╭─ Stored rows
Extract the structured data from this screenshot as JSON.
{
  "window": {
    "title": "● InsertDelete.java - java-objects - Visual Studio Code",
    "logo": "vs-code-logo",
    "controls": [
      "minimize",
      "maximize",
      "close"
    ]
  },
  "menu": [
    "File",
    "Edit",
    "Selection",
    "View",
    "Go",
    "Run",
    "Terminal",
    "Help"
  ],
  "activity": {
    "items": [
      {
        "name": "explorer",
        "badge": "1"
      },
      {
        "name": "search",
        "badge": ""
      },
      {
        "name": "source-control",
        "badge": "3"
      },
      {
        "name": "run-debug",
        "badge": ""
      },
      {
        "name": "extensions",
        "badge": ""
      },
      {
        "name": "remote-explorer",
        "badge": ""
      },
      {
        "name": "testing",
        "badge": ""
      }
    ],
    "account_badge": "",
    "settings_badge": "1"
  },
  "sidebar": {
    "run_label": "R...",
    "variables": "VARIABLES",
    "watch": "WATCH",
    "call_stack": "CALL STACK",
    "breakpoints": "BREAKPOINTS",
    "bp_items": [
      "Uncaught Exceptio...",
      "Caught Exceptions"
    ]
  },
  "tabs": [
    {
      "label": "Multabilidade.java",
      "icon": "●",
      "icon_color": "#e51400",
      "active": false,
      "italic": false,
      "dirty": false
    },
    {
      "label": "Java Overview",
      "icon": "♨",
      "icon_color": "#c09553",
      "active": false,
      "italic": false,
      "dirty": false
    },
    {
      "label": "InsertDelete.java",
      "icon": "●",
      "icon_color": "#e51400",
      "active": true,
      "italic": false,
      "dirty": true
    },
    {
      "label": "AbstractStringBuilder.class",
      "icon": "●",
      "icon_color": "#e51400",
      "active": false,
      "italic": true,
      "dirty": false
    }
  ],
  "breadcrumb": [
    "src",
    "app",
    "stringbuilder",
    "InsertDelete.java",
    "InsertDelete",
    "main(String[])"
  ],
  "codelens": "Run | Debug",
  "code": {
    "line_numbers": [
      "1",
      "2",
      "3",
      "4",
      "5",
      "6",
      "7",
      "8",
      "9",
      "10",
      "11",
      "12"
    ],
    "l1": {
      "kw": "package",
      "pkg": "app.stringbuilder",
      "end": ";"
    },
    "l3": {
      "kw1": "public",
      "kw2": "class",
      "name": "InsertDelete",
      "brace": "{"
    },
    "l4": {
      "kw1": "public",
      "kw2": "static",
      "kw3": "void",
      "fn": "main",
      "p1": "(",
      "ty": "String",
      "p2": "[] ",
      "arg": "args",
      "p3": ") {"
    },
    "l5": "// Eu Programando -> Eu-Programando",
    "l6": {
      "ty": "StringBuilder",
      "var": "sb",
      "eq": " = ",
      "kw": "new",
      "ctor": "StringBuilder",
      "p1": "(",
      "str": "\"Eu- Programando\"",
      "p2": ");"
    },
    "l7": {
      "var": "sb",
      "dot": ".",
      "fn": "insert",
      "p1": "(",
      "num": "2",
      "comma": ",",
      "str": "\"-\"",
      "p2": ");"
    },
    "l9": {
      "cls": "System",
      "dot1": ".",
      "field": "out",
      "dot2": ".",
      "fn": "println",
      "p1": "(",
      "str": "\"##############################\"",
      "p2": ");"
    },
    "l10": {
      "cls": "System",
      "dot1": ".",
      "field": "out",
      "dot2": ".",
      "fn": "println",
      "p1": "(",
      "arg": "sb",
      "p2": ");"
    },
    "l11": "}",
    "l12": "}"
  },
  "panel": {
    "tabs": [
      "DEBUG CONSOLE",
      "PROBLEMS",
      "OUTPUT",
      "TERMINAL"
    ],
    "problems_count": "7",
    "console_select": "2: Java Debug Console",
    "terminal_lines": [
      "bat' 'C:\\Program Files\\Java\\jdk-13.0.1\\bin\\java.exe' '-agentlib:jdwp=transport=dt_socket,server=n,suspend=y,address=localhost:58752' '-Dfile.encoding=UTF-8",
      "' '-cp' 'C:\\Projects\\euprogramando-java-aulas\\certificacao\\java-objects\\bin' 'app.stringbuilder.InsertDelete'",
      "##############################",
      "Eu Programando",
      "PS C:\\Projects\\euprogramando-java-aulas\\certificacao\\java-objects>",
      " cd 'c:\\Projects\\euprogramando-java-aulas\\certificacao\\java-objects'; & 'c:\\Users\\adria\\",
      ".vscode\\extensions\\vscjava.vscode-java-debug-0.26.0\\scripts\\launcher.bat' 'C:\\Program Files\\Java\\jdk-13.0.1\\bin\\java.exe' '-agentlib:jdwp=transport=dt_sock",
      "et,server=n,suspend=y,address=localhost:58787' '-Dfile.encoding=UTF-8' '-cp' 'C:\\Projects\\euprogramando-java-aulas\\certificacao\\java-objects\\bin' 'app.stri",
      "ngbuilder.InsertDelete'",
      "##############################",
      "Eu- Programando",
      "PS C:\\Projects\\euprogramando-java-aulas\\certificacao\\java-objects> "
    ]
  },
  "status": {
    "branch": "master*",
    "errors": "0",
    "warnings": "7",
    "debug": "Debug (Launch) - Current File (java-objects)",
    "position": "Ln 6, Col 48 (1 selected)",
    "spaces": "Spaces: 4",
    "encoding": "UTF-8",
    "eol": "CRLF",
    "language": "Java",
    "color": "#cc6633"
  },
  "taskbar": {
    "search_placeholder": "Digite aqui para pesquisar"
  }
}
╰─
→ **Written request**:
Copy out the whole listing exactly; please set it all down.

→ **Correct output**:
Extract the structured data from this screenshot as JSON.
{
  "window": {
    "title": "● InsertDelete.java - java-objects - Visual Studio Code",
    "logo": "vs-code-logo",
    "controls": [
      "minimize",
      "maximize",
      "close"
    ]
  },
  "menu": [
    "File",
    "Edit",
    "Selection",
    "View",
    "Go",
    "Run",
    "Terminal",
    "Help"
  ],
  "activity": {
    "items": [
      {
        "name": "explorer",
        "badge": "1"
      },
      {
        "name": "search",
        "badge": ""
      },
      {
        "name": "source-control",
        "badge": "3"
      },
      {
        "name": "run-debug",
        "badge": ""
      },
      {
        "name": "extensions",
        "badge": ""
      },
      {
        "name": "remote-explorer",
        "badge": ""
      },
      {
        "name": "testing",
        "badge": ""
      }
    ],
    "account_badge": "",
    "settings_badge": "1"
  },
  "sidebar": {
    "run_label": "R...",
    "variables": "VARIABLES",
    "watch": "WATCH",
    "call_stack": "CALL STACK",
    "breakpoints": "BREAKPOINTS",
    "bp_items": [
      "Uncaught Exceptio...",
      "Caught Exceptions"
    ]
  },
  "tabs": [
    {
      "label": "Multabilidade.java",
      "icon": "●",
      "icon_color": "#e51400",
      "active": false,
      "italic": false,
      "dirty": false
    },
    {
      "label": "Java Overview",
      "icon": "♨",
      "icon_color": "#c09553",
      "active": false,
      "italic": false,
      "dirty": false
    },
    {
      "label": "InsertDelete.java",
      "icon": "●",
      "icon_color": "#e51400",
      "active": true,
      "italic": false,
      "dirty": true
    },
    {
      "label": "AbstractStringBuilder.class",
      "icon": "●",
      "icon_color": "#e51400",
      "active": false,
      "italic": true,
      "dirty": false
    }
  ],
  "breadcrumb": [
    "src",
    "app",
    "stringbuilder",
    "InsertDelete.java",
    "InsertDelete",
    "main(String[])"
  ],
  "codelens": "Run | Debug",
  "code": {
    "line_numbers": [
      "1",
      "2",
      "3",
      "4",
      "5",
      "6",
      "7",
      "8",
      "9",
      "10",
      "11",
      "12"
    ],
    "l1": {
      "kw": "package",
      "pkg": "app.stringbuilder",
      "end": ";"
    },
    "l3": {
      "kw1": "public",
      "kw2": "class",
      "name": "InsertDelete",
      "brace": "{"
    },
    "l4": {
      "kw1": "public",
      "kw2": "static",
      "kw3": "void",
      "fn": "main",
      "p1": "(",
      "ty": "String",
      "p2": "[] ",
      "arg": "args",
      "p3": ") {"
    },
    "l5": "// Eu Programando -> Eu-Programando",
    "l6": {
      "ty": "StringBuilder",
      "var": "sb",
      "eq": " = ",
      "kw": "new",
      "ctor": "StringBuilder",
      "p1": "(",
      "str": "\"Eu- Programando\"",
      "p2": ");"
    },
    "l7": {
      "var": "sb",
      "dot": ".",
      "fn": "insert",
      "p1": "(",
      "num": "2",
      "comma": ",",
      "str": "\"-\"",
      "p2": ");"
    },
    "l9": {
      "cls": "System",
      "dot1": ".",
      "field": "out",
      "dot2": ".",
      "fn": "println",
      "p1": "(",
      "str": "\"##############################\"",
      "p2": ");"
    },
    "l10": {
      "cls": "System",
      "dot1": ".",
      "field": "out",
      "dot2": ".",
      "fn": "println",
      "p1": "(",
      "arg": "sb",
      "p2": ");"
    },
    "l11": "}",
    "l12": "}"
  },
  "panel": {
    "tabs": [
      "DEBUG CONSOLE",
      "PROBLEMS",
      "OUTPUT",
      "TERMINAL"
    ],
    "problems_count": "7",
    "console_select": "2: Java Debug Console",
    "terminal_lines": [
      "bat' 'C:\\Program Files\\Java\\jdk-13.0.1\\bin\\java.exe' '-agentlib:jdwp=transport=dt_socket,server=n,suspend=y,address=localhost:58752' '-Dfile.encoding=UTF-8",
      "' '-cp' 'C:\\Projects\\euprogramando-java-aulas\\certificacao\\java-objects\\bin' 'app.stringbuilder.InsertDelete'",
      "##############################",
      "Eu Programando",
      "PS C:\\Projects\\euprogramando-java-aulas\\certificacao\\java-objects>",
      " cd 'c:\\Projects\\euprogramando-java-aulas\\certificacao\\java-objects'; & 'c:\\Users\\adria\\",
      ".vscode\\extensions\\vscjava.vscode-java-debug-0.26.0\\scripts\\launcher.bat' 'C:\\Program Files\\Java\\jdk-13.0.1\\bin\\java.exe' '-agentlib:jdwp=transport=dt_sock",
      "et,server=n,suspend=y,address=localhost:58787' '-Dfile.encoding=UTF-8' '-cp' 'C:\\Projects\\euprogramando-java-aulas\\certificacao\\java-objects\\bin' 'app.stri",
      "ngbuilder.InsertDelete'",
      "##############################",
      "Eu- Programando",
      "PS C:\\Projects\\euprogramando-java-aulas\\certificacao\\java-objects> "
    ]
  },
  "status": {
    "branch": "master*",
    "errors": "0",
    "warnings": "7",
    "debug": "Debug (Launch) - Current File (java-objects)",
    "position": "Ln 6, Col 48 (1 selected)",
    "spaces": "Spaces: 4",
    "encoding": "UTF-8",
    "eol": "CRLF",
    "language": "Java",
    "color": "#cc6633"
  },
  "taskbar": {
    "search_placeholder": "Digite aqui para pesquisar"
  }
}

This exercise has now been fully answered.